What you have to do
What follows is a set of records, each of which is to be written out exactly.

## Start

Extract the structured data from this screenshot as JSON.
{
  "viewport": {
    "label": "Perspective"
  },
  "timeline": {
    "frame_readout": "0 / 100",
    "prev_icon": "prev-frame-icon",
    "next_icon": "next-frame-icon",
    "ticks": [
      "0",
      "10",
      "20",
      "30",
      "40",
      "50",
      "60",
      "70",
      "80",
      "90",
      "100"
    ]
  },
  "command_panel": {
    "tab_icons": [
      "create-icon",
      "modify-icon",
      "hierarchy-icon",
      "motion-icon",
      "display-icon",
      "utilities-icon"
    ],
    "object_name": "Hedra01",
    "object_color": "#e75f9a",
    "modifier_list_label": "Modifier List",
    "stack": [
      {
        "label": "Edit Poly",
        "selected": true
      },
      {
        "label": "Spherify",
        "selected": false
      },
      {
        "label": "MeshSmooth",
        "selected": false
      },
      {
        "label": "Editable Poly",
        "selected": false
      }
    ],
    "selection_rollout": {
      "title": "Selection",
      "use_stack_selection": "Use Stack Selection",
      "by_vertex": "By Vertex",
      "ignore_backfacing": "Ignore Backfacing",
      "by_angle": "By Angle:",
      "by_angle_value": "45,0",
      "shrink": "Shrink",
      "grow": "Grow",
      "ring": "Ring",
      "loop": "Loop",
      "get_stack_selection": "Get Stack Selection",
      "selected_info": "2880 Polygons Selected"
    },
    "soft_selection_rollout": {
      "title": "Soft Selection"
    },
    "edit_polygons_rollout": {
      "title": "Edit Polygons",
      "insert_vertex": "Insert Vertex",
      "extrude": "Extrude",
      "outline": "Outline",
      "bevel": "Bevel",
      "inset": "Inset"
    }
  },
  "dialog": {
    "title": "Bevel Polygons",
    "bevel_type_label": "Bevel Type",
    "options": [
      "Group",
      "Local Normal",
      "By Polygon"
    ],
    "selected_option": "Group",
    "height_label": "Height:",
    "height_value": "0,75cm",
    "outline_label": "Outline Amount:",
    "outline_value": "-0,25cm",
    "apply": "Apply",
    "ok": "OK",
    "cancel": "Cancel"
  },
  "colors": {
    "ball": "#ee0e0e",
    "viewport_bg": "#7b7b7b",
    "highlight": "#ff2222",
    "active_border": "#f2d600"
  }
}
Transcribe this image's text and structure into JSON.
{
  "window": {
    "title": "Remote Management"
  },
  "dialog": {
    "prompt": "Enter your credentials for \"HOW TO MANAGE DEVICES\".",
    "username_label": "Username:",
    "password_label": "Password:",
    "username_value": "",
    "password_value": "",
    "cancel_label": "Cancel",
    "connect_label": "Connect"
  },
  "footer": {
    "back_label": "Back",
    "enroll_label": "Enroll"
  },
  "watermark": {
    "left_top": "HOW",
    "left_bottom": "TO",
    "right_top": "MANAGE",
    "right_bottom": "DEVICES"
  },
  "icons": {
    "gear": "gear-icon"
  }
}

## End

Written reply
Extract the structured data from this screenshot as JSON.
{
  "viewport": {
    "label": "Perspective"
  },
  "timeline": {
    "frame_readout": "0 / 100",
    "prev_icon": "prev-frame-icon",
    "next_icon": "next-frame-icon",
    "ticks": [
      "0",
      "10",
      "20",
      "30",
      "40",
      "50",
      "60",
      "70",
      "80",
      "90",
      "100"
    ]
  },
  "command_panel": {
    "tab_icons": [
      "create-icon",
      "modify-icon",
      "hierarchy-icon",
      "motion-icon",
      "display-icon",
      "utilities-icon"
    ],
    "object_name": "Hedra01",
    "object_color": "#e75f9a",
    "modifier_list_label": "Modifier List",
    "stack": [
      {
        "label": "Edit Poly",
        "selected": true
      },
      {
        "label": "Spherify",
        "selected": false
      },
      {
        "label": "MeshSmooth",
        "selected": false
      },
      {
        "label": "Editable Poly",
        "selected": false
      }
    ],
    "selection_rollout": {
      "title": "Selection",
      "use_stack_selection": "Use Stack Selection",
      "by_vertex": "By Vertex",
      "ignore_backfacing": "Ignore Backfacing",
      "by_angle": "By Angle:",
      "by_angle_value": "45,0",
      "shrink": "Shrink",
      "grow": "Grow",
      "ring": "Ring",
      "loop": "Loop",
      "get_stack_selection": "Get Stack Selection",
      "selected_info": "2880 Polygons Selected"
    },
    "soft_selection_rollout": {
      "title": "Soft Selection"
    },
    "edit_polygons_rollout": {
      "title": "Edit Polygons",
      "insert_vertex": "Insert Vertex",
      "extrude": "Extrude",
      "outline": "Outline",
      "bevel": "Bevel",
      "inset": "Inset"
    }
  },
  "dialog": {
    "title": "Bevel Polygons",
    "bevel_type_label": "Bevel Type",
    "options": [
      "Group",
      "Local Normal",
      "By Polygon"
    ],
    "selected_option": "Group",
    "height_label": "Height:",
    "height_value": "0,75cm",
    "outline_label": "Outline Amount:",
    "outline_value": "-0,25cm",
    "apply": "Apply",
    "ok": "OK",
    "cancel": "Cancel"
  },
  "colors": {
    "ball": "#ee0e0e",
    "viewport_bg": "#7b7b7b",
    "highlight": "#ff2222",
    "active_border": "#f2d600"
  }
}
Transcribe this image's text and structure into JSON.
{
  "window": {
    "title": "Remote Management"
  },
  "dialog": {
    "prompt": "Enter your credentials for \"HOW TO MANAGE DEVICES\".",
    "username_label": "Username:",
    "password_label": "Password:",
    "username_value": "",
    "password_value": "",
    "cancel_label": "Cancel",
    "connect_label": "Connect"
  },
  "footer": {
    "back_label": "Back",
    "enroll_label": "Enroll"
  },
  "watermark": {
    "left_top": "HOW",
    "left_bottom": "TO",
    "right_top": "MANAGE",
    "right_bottom": "DEVICES"
  },
  "icons": {
    "gear": "gear-icon"
  }
}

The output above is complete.